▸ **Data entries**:
************
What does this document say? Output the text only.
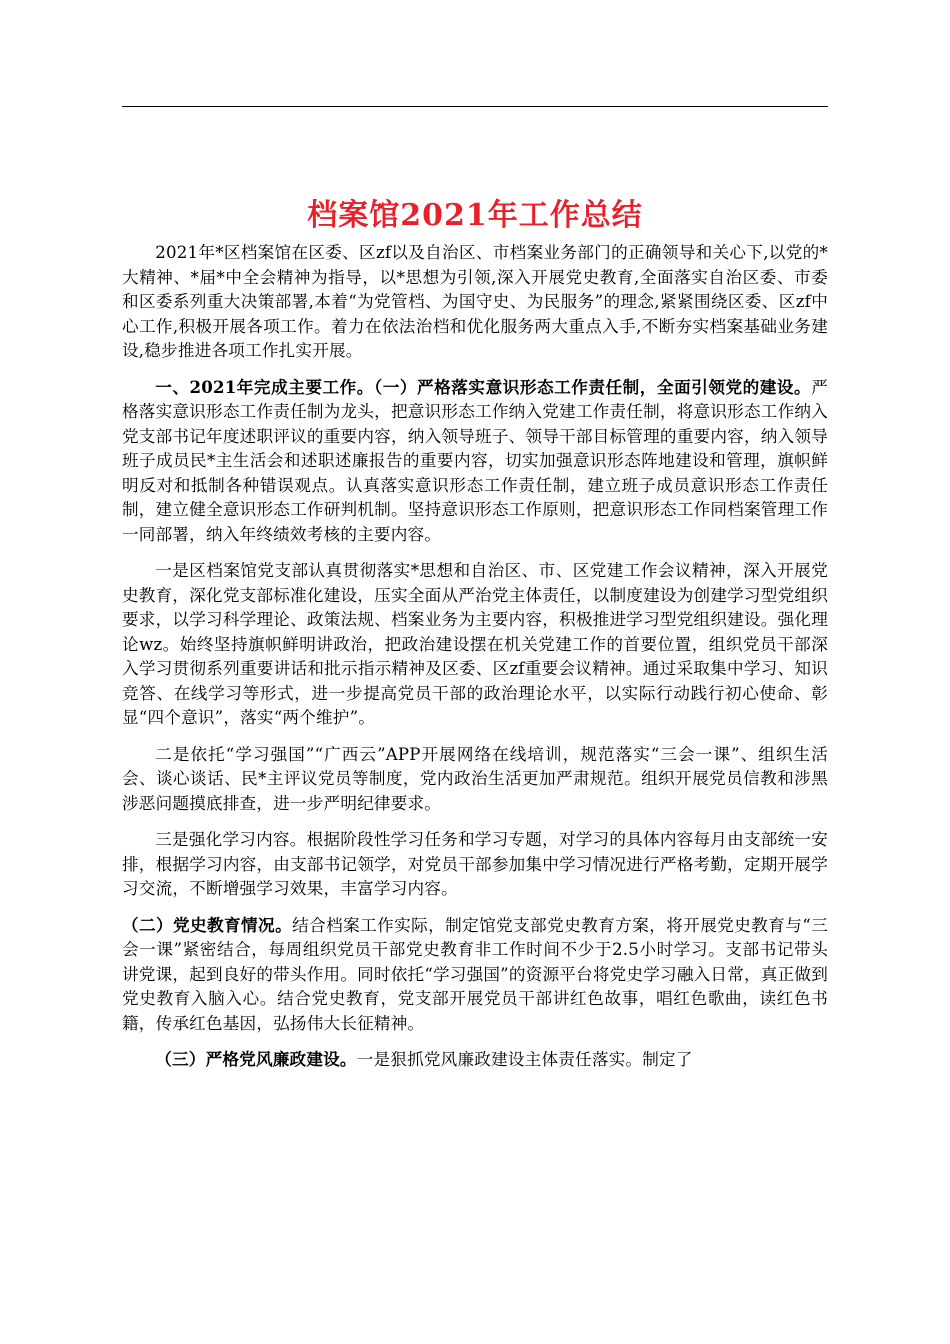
档案馆2021年工作总结

2021年*区档案馆在区委、区zf以及自治区、市档案业务部门的正确领导和关心下,以党的*大精神、*届*中全会精神为指导，以*思想为引领,深入开展党史教育,全面落实自治区委、市委和区委系列重大决策部署,本着“为党管档、为国守史、为民服务”的理念,紧紧围绕区委、区zf中心工作,积极开展各项工作。着力在依法治档和优化服务两大重点入手,不断夯实档案基础业务建设,稳步推进各项工作扎实开展。

一、2021年完成主要工作。（一）严格落实意识形态工作责任制，全面引领党的建设。严格落实意识形态工作责任制为龙头，把意识形态工作纳入党建工作责任制，将意识形态工作纳入党支部书记年度述职评议的重要内容，纳入领导班子、领导干部目标管理的重要内容，纳入领导班子成员民*主生活会和述职述廉报告的重要内容，切实加强意识形态阵地建设和管理，旗帜鲜明反对和抵制各种错误观点。认真落实意识形态工作责任制，建立班子成员意识形态工作责任制，建立健全意识形态工作研判机制。坚持意识形态工作原则，把意识形态工作同档案管理工作一同部署，纳入年终绩效考核的主要内容。

一是区档案馆党支部认真贯彻落实*思想和自治区、市、区党建工作会议精神，深入开展党史教育，深化党支部标准化建设，压实全面从严治党主体责任，以制度建设为创建学习型党组织要求，以学习科学理论、政策法规、档案业务为主要内容，积极推进学习型党组织建设。强化理论wz。始终坚持旗帜鲜明讲政治，把政治建设摆在机关党建工作的首要位置，组织党员干部深入学习贯彻系列重要讲话和批示指示精神及区委、区zf重要会议精神。通过采取集中学习、知识竞答、在线学习等形式，进一步提高党员干部的政治理论水平，以实际行动践行初心使命、彰显“四个意识”，落实“两个维护”。

二是依托“学习强国”“广西云”APP开展网络在线培训，规范落实“三会一课”、组织生活会、谈心谈话、民*主评议党员等制度，党内政治生活更加严肃规范。组织开展党员信教和涉黑涉恶问题摸底排查，进一步严明纪律要求。

三是强化学习内容。根据阶段性学习任务和学习专题，对学习的具体内容每月由支部统一安排，根据学习内容，由支部书记领学，对党员干部参加集中学习情况进行严格考勤，定期开展学习交流，不断增强学习效果，丰富学习内容。

（二）党史教育情况。结合档案工作实际，制定馆党支部党史教育方案，将开展党史教育与“三会一课”紧密结合，每周组织党员干部党史教育非工作时间不少于2.5小时学习。支部书记带头讲党课，起到良好的带头作用。同时依托“学习强国”的资源平台将党史学习融入日常，真正做到党史教育入脑入心。结合党史教育，党支部开展党员干部讲红色故事，唱红色歌曲，读红色书籍，传承红色基因，弘扬伟大长征精神。

（三）严格党风廉政建设。一是狠抓党风廉政建设主体责任落实。制定了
************
▸ **Exercise prompt**: Determine how many lines of the entries above carry the string "深入开展党史教育", and give that number alone.

▸ **Solution**: 2